* BEGIN *
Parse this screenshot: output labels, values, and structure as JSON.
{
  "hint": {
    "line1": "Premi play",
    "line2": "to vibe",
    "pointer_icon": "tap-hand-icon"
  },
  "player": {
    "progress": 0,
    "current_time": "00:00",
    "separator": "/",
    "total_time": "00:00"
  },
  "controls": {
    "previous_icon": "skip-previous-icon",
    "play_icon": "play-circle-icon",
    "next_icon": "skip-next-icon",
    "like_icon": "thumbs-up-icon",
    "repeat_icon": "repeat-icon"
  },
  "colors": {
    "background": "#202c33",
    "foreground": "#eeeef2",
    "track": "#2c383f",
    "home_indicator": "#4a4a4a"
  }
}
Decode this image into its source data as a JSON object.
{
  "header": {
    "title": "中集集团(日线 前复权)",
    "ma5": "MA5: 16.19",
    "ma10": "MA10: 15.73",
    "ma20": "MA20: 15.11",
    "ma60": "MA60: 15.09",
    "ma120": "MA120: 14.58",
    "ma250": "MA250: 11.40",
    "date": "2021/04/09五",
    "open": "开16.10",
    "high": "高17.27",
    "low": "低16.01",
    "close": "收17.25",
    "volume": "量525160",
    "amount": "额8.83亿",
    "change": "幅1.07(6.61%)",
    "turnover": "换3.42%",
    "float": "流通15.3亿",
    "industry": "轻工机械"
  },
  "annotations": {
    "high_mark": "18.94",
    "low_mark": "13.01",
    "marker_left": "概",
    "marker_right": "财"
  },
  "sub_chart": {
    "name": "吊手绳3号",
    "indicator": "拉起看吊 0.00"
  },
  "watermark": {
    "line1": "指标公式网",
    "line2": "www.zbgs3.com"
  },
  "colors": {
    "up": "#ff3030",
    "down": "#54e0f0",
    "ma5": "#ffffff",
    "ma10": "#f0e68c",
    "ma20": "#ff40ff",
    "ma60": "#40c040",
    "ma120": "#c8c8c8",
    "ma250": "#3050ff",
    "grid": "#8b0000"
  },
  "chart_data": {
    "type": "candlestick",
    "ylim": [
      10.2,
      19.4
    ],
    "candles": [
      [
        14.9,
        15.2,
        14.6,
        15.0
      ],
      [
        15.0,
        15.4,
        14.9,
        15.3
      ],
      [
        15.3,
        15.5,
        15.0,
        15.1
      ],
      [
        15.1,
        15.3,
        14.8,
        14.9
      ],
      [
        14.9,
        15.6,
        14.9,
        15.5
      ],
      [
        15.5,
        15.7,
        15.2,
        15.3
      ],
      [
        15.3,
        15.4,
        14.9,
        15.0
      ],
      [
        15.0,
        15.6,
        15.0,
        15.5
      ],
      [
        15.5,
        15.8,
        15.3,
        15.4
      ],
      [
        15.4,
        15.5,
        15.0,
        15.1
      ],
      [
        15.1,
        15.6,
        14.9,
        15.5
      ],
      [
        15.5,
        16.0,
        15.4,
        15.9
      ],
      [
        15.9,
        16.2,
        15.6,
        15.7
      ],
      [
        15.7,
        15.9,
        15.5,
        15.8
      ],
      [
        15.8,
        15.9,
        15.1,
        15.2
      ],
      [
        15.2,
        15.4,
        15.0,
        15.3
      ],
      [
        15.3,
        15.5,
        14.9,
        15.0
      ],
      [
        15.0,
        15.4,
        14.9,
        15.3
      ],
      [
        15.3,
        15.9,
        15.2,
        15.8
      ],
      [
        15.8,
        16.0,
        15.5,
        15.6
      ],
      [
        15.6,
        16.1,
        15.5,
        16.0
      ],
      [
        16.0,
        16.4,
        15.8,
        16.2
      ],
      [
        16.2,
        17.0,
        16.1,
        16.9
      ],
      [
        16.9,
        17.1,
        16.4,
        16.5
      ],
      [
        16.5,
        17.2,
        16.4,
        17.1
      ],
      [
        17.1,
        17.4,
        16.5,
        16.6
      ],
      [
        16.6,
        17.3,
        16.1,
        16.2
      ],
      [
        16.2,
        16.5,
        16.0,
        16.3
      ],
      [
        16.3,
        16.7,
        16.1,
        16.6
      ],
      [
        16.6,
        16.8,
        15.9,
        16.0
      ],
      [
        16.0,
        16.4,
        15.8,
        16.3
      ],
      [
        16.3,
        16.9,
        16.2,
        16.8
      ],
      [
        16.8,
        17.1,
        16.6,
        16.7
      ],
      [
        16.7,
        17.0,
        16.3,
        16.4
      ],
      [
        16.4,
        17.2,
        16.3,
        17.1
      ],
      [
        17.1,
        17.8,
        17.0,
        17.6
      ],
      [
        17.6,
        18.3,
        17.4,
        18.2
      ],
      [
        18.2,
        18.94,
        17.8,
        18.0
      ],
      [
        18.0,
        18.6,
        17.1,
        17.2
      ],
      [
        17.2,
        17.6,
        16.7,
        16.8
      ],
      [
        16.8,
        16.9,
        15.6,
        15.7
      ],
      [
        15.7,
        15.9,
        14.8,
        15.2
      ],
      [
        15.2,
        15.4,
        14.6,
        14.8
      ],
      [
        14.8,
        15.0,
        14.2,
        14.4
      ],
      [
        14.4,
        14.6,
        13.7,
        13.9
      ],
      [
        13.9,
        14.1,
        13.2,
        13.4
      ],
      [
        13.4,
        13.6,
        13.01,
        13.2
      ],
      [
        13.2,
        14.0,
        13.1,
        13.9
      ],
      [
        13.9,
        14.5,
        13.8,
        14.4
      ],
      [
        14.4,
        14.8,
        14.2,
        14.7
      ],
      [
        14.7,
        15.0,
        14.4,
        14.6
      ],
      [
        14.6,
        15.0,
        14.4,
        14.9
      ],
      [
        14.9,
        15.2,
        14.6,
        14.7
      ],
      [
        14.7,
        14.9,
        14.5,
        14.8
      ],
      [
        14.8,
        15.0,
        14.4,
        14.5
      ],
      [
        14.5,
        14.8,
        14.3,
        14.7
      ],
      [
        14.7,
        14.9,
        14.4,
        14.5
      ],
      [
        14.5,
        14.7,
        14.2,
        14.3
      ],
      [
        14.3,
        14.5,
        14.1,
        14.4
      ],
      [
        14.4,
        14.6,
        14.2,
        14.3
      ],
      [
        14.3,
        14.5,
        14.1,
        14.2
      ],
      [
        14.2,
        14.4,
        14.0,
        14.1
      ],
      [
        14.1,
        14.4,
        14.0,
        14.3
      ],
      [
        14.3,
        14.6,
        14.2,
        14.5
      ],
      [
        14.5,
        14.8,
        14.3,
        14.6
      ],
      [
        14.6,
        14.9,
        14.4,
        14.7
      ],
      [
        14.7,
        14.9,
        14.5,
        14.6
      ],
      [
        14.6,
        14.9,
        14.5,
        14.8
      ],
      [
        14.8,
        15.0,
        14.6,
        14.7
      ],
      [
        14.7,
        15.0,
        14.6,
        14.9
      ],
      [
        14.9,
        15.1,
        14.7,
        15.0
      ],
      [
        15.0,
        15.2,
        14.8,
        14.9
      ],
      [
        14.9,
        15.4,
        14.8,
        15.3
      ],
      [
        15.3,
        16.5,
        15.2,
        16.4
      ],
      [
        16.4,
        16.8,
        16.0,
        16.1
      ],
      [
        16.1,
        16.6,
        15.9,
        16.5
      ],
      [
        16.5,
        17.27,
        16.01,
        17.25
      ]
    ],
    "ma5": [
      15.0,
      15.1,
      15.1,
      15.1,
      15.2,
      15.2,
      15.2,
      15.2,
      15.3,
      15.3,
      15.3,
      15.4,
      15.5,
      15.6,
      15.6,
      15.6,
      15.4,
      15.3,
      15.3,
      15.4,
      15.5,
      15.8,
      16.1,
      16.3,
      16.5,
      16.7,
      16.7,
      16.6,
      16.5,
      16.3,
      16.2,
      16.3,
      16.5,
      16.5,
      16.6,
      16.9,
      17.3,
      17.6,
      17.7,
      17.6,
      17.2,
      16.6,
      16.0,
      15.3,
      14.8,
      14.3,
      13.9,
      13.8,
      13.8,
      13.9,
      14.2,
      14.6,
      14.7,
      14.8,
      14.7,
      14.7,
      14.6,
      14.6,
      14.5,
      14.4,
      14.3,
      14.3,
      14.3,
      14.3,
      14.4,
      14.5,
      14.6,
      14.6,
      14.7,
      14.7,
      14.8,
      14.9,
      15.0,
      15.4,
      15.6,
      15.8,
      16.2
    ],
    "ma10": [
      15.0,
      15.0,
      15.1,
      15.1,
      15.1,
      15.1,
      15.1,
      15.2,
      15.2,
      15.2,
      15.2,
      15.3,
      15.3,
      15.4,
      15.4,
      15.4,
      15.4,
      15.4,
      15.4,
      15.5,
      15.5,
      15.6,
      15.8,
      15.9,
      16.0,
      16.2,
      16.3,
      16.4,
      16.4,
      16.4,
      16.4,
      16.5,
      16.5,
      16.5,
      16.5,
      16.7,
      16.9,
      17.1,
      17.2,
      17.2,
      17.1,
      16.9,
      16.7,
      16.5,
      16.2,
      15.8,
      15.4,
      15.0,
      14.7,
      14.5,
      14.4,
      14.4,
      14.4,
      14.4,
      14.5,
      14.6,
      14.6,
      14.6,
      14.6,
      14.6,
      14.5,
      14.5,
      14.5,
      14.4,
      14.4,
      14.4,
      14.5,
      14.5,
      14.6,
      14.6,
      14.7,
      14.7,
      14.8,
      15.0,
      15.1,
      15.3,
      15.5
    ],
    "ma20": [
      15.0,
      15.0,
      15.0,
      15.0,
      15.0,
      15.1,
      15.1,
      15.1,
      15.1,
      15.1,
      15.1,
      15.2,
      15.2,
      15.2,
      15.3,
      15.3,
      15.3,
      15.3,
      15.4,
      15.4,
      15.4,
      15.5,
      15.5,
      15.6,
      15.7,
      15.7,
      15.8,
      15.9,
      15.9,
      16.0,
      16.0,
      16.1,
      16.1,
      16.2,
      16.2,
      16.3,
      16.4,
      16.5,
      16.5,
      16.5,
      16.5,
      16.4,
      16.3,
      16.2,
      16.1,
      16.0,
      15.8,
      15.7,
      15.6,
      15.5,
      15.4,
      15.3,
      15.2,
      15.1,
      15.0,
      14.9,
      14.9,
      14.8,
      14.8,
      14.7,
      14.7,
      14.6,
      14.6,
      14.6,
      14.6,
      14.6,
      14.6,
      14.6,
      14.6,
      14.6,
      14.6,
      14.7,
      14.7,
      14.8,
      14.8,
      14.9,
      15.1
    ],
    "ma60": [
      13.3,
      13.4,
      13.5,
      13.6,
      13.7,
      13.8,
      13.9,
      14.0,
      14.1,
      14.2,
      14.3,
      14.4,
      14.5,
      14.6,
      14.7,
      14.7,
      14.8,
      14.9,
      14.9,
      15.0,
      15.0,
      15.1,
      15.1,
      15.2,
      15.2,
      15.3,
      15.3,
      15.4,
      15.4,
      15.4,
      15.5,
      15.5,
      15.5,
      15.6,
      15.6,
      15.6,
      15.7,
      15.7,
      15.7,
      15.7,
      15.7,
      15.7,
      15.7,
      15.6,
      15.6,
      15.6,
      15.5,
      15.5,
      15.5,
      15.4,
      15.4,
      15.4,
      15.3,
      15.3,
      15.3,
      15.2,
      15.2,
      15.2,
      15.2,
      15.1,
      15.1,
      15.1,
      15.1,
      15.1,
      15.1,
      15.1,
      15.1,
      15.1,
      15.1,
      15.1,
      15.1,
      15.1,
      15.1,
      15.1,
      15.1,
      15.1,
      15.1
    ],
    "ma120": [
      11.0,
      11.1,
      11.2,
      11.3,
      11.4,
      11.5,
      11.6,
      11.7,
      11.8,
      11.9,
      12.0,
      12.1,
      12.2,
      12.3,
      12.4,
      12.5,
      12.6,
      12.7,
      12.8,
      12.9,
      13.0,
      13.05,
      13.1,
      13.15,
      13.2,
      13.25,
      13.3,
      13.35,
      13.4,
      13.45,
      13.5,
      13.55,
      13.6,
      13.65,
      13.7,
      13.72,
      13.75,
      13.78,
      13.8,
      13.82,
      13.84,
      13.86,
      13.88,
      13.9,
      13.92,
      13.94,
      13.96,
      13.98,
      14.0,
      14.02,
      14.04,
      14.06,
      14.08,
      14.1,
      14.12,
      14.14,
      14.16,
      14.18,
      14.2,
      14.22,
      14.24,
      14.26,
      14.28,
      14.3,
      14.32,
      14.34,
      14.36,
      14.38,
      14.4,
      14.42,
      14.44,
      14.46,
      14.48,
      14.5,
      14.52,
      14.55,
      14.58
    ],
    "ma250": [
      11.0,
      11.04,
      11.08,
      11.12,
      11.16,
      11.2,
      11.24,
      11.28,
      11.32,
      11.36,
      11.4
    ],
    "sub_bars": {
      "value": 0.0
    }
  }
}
* END *
* Request *
Supply the count of lines in the entries that contain the word "skip", and nothing besides.

* Answer for this exercise *
2